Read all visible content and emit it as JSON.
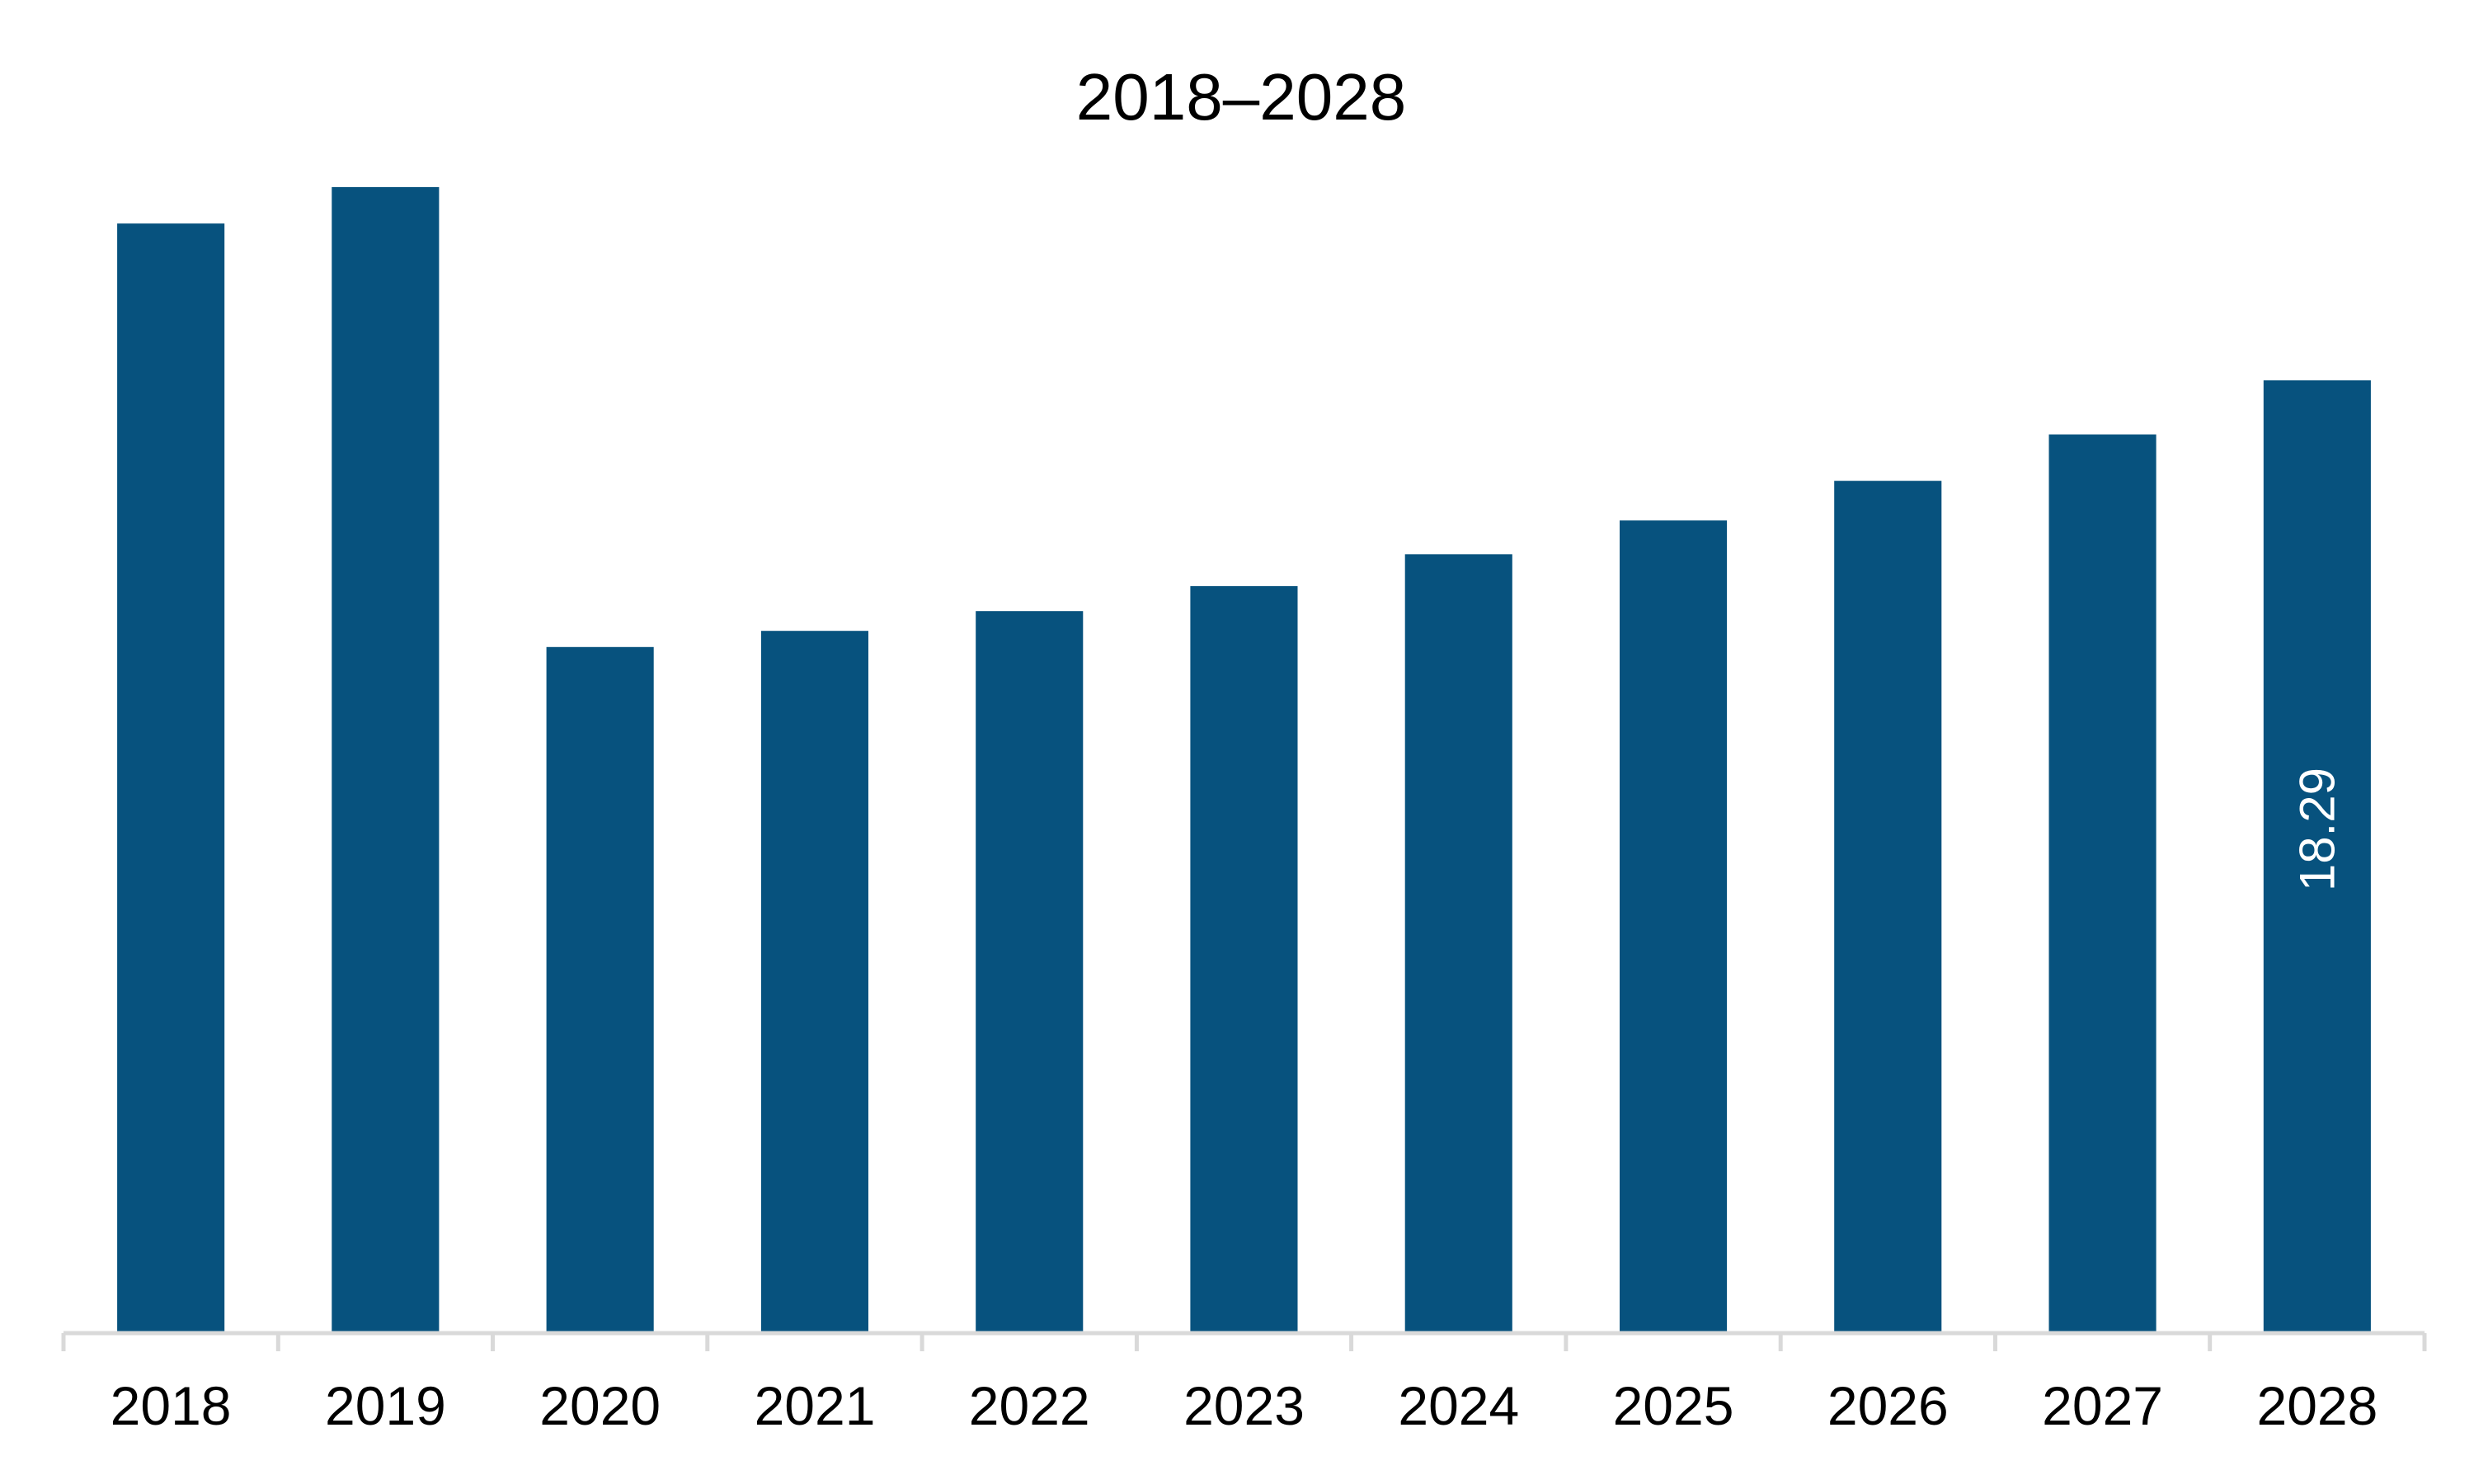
{
  "chart_data": {
    "type": "bar",
    "title": "2018–2028",
    "xlabel": "",
    "ylabel": "",
    "categories": [
      "2018",
      "2019",
      "2020",
      "2021",
      "2022",
      "2023",
      "2024",
      "2025",
      "2026",
      "2027",
      "2028"
    ],
    "values": [
      21.3,
      22.0,
      13.17,
      13.48,
      13.86,
      14.34,
      14.95,
      15.6,
      16.36,
      17.25,
      18.29
    ],
    "ylim": [
      0,
      22.9
    ],
    "grid": false,
    "legend": "none",
    "data_labels": [
      {
        "category": "2028",
        "text": "18.29"
      }
    ],
    "bar_color": "#07527e",
    "axis_color": "#d9d9d9"
  }
}
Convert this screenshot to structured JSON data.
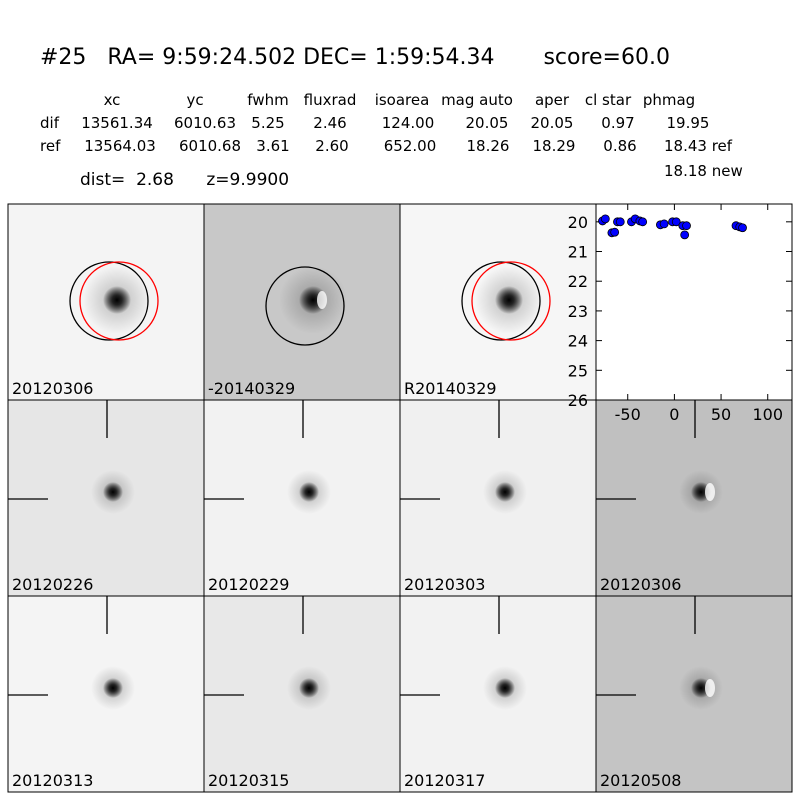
{
  "header": {
    "title": "#25   RA= 9:59:24.502 DEC= 1:59:54.34       score=60.0"
  },
  "table": {
    "columns": [
      "xc",
      "yc",
      "fwhm",
      "fluxrad",
      "isoarea",
      "mag auto",
      "aper",
      "cl star",
      "phmag"
    ],
    "rows": [
      [
        "dif",
        "13561.34",
        "6010.63",
        "5.25",
        "2.46",
        "124.00",
        "20.05",
        "20.05",
        "0.97",
        "19.95"
      ],
      [
        "ref",
        "13564.03",
        "6010.68",
        "3.61",
        "2.60",
        "652.00",
        "18.26",
        "18.29",
        "0.86",
        "18.43 ref"
      ]
    ],
    "extra": "18.18 new"
  },
  "dist_line": "dist=  2.68      z=9.9900",
  "panels": {
    "labels": [
      "20120306",
      "-20140329",
      "R20140329",
      "20120226",
      "20120229",
      "20120303",
      "20120306",
      "20120313",
      "20120315",
      "20120317",
      "20120508"
    ]
  },
  "chart_data": {
    "type": "scatter",
    "x": [
      -77,
      -74,
      -67,
      -64,
      -61,
      -58,
      -46,
      -42,
      -37,
      -34,
      -15,
      -11,
      -2,
      2,
      9,
      11,
      13,
      66,
      70,
      73
    ],
    "values": [
      19.97,
      19.9,
      20.37,
      20.35,
      20.0,
      20.0,
      20.0,
      19.9,
      19.97,
      20.0,
      20.1,
      20.07,
      20.0,
      20.0,
      20.13,
      20.44,
      20.13,
      20.13,
      20.17,
      20.2
    ],
    "color": "#0000ff",
    "xlim": [
      -84,
      126
    ],
    "ylim": [
      26,
      19.4
    ],
    "xticks": [
      -50,
      0,
      50,
      100
    ],
    "yticks": [
      20,
      21,
      22,
      23,
      24,
      25,
      26
    ]
  }
}
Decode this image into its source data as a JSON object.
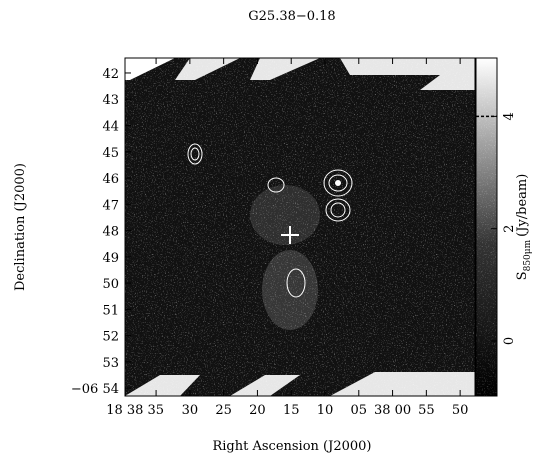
{
  "chart_data": {
    "type": "image",
    "title": "G25.38−0.18",
    "xlabel": "Right Ascension (J2000)",
    "ylabel": "Declination (J2000)",
    "xlim": [
      39.6,
      -12.2
    ],
    "xticks": [
      {
        "value": 35,
        "label": "18 38 35"
      },
      30,
      25,
      20,
      15,
      10,
      {
        "value": 5,
        "label": "05"
      },
      {
        "value": 0,
        "label": "38 00"
      },
      {
        "value": -5,
        "label": "55"
      },
      {
        "value": -10,
        "label": "50"
      }
    ],
    "ylim": [
      54.3,
      41.43
    ],
    "yticks": [
      42,
      43,
      44,
      45,
      46,
      47,
      48,
      49,
      50,
      51,
      52,
      53,
      {
        "value": 54,
        "label": "−06 54"
      }
    ],
    "colorbar": {
      "label": "S",
      "label_sub": "850μm",
      "label_unit": "(Jy/beam)",
      "lim": [
        -0.98,
        5.04
      ],
      "ticks": [
        0,
        2,
        4
      ],
      "level": 4
    }
  }
}
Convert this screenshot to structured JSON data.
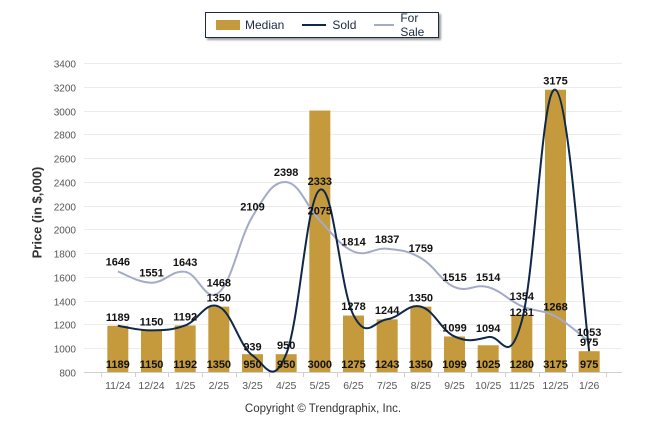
{
  "chart_data": {
    "type": "bar",
    "title": "",
    "xlabel": "",
    "ylabel": "Price (in $,000)",
    "ylim": [
      800,
      3400
    ],
    "yticks": [
      800,
      1000,
      1200,
      1400,
      1600,
      1800,
      2000,
      2200,
      2400,
      2600,
      2800,
      3000,
      3200,
      3400
    ],
    "grid": true,
    "legend_position": "top-center",
    "categories": [
      "11/24",
      "12/24",
      "1/25",
      "2/25",
      "3/25",
      "4/25",
      "5/25",
      "6/25",
      "7/25",
      "8/25",
      "9/25",
      "10/25",
      "11/25",
      "12/25",
      "1/26"
    ],
    "series": [
      {
        "name": "Median",
        "kind": "bar",
        "color": "#c49a3c",
        "values": [
          1189,
          1150,
          1192,
          1350,
          950,
          950,
          3000,
          1275,
          1243,
          1350,
          1099,
          1025,
          1280,
          3175,
          975
        ]
      },
      {
        "name": "Sold",
        "kind": "line",
        "color": "#0f2748",
        "values": [
          1189,
          1150,
          1192,
          1350,
          939,
          950,
          2333,
          1278,
          1244,
          1350,
          1099,
          1094,
          1231,
          3175,
          975
        ]
      },
      {
        "name": "For Sale",
        "kind": "line",
        "color": "#a3abc8",
        "values": [
          1646,
          1551,
          1643,
          1468,
          2109,
          2398,
          2075,
          1814,
          1837,
          1759,
          1515,
          1514,
          1354,
          1268,
          1053
        ]
      }
    ]
  },
  "legend": {
    "median": "Median",
    "sold": "Sold",
    "for_sale": "For Sale"
  },
  "footer": {
    "copyright": "Copyright © Trendgraphix, Inc."
  }
}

———

(Task):
Repeat each entry exactly as it appears; skip any picture.

(Written response):
Read all visible content and emit it as JSON.
{
  "chart_data": {
    "type": "bar",
    "title": "2018–2028",
    "xlabel": "",
    "ylabel": "",
    "categories": [
      "2018",
      "2019",
      "2020",
      "2021",
      "2022",
      "2023",
      "2024",
      "2025",
      "2026",
      "2027",
      "2028"
    ],
    "values": [
      21.3,
      22.0,
      13.17,
      13.48,
      13.86,
      14.34,
      14.95,
      15.6,
      16.36,
      17.25,
      18.29
    ],
    "ylim": [
      0,
      22.9
    ],
    "grid": false,
    "legend": "none",
    "data_labels": [
      {
        "category": "2028",
        "text": "18.29"
      }
    ],
    "bar_color": "#07527e",
    "axis_color": "#d9d9d9"
  }
}
Convert this screenshot to structured JSON data.
{
  "header": {
    "title": "#25   RA= 9:59:24.502 DEC= 1:59:54.34       score=60.0"
  },
  "table": {
    "columns": [
      "xc",
      "yc",
      "fwhm",
      "fluxrad",
      "isoarea",
      "mag auto",
      "aper",
      "cl star",
      "phmag"
    ],
    "rows": [
      [
        "dif",
        "13561.34",
        "6010.63",
        "5.25",
        "2.46",
        "124.00",
        "20.05",
        "20.05",
        "0.97",
        "19.95"
      ],
      [
        "ref",
        "13564.03",
        "6010.68",
        "3.61",
        "2.60",
        "652.00",
        "18.26",
        "18.29",
        "0.86",
        "18.43 ref"
      ]
    ],
    "extra": "18.18 new"
  },
  "dist_line": "dist=  2.68      z=9.9900",
  "panels": {
    "labels": [
      "20120306",
      "-20140329",
      "R20140329",
      "20120226",
      "20120229",
      "20120303",
      "20120306",
      "20120313",
      "20120315",
      "20120317",
      "20120508"
    ]
  },
  "chart_data": {
    "type": "scatter",
    "x": [
      -77,
      -74,
      -67,
      -64,
      -61,
      -58,
      -46,
      -42,
      -37,
      -34,
      -15,
      -11,
      -2,
      2,
      9,
      11,
      13,
      66,
      70,
      73
    ],
    "values": [
      19.97,
      19.9,
      20.37,
      20.35,
      20.0,
      20.0,
      20.0,
      19.9,
      19.97,
      20.0,
      20.1,
      20.07,
      20.0,
      20.0,
      20.13,
      20.44,
      20.13,
      20.13,
      20.17,
      20.2
    ],
    "color": "#0000ff",
    "xlim": [
      -84,
      126
    ],
    "ylim": [
      26,
      19.4
    ],
    "xticks": [
      -50,
      0,
      50,
      100
    ],
    "yticks": [
      20,
      21,
      22,
      23,
      24,
      25,
      26
    ]
  }
}
Decode this image into its source data as a JSON object.
{
  "chart_data": {
    "type": "image",
    "title": "G25.38−0.18",
    "xlabel": "Right Ascension (J2000)",
    "ylabel": "Declination (J2000)",
    "xlim": [
      39.6,
      -12.2
    ],
    "xticks": [
      {
        "value": 35,
        "label": "18 38 35"
      },
      30,
      25,
      20,
      15,
      10,
      {
        "value": 5,
        "label": "05"
      },
      {
        "value": 0,
        "label": "38 00"
      },
      {
        "value": -5,
        "label": "55"
      },
      {
        "value": -10,
        "label": "50"
      }
    ],
    "ylim": [
      54.3,
      41.43
    ],
    "yticks": [
      42,
      43,
      44,
      45,
      46,
      47,
      48,
      49,
      50,
      51,
      52,
      53,
      {
        "value": 54,
        "label": "−06 54"
      }
    ],
    "colorbar": {
      "label": "S",
      "label_sub": "850μm",
      "label_unit": "(Jy/beam)",
      "lim": [
        -0.98,
        5.04
      ],
      "ticks": [
        0,
        2,
        4
      ],
      "level": 4
    }
  }
}
Convert this screenshot to structured JSON data.
{
  "chart_data": {
    "type": "bar",
    "title": "",
    "xlabel": "",
    "ylabel": "Price (in $,000)",
    "ylim": [
      800,
      3400
    ],
    "yticks": [
      800,
      1000,
      1200,
      1400,
      1600,
      1800,
      2000,
      2200,
      2400,
      2600,
      2800,
      3000,
      3200,
      3400
    ],
    "grid": true,
    "legend_position": "top-center",
    "categories": [
      "11/24",
      "12/24",
      "1/25",
      "2/25",
      "3/25",
      "4/25",
      "5/25",
      "6/25",
      "7/25",
      "8/25",
      "9/25",
      "10/25",
      "11/25",
      "12/25",
      "1/26"
    ],
    "series": [
      {
        "name": "Median",
        "kind": "bar",
        "color": "#c49a3c",
        "values": [
          1189,
          1150,
          1192,
          1350,
          950,
          950,
          3000,
          1275,
          1243,
          1350,
          1099,
          1025,
          1280,
          3175,
          975
        ]
      },
      {
        "name": "Sold",
        "kind": "line",
        "color": "#0f2748",
        "values": [
          1189,
          1150,
          1192,
          1350,
          939,
          950,
          2333,
          1278,
          1244,
          1350,
          1099,
          1094,
          1231,
          3175,
          975
        ]
      },
      {
        "name": "For Sale",
        "kind": "line",
        "color": "#a3abc8",
        "values": [
          1646,
          1551,
          1643,
          1468,
          2109,
          2398,
          2075,
          1814,
          1837,
          1759,
          1515,
          1514,
          1354,
          1268,
          1053
        ]
      }
    ]
  },
  "legend": {
    "median": "Median",
    "sold": "Sold",
    "for_sale": "For Sale"
  },
  "footer": {
    "copyright": "Copyright © Trendgraphix, Inc."
  }
}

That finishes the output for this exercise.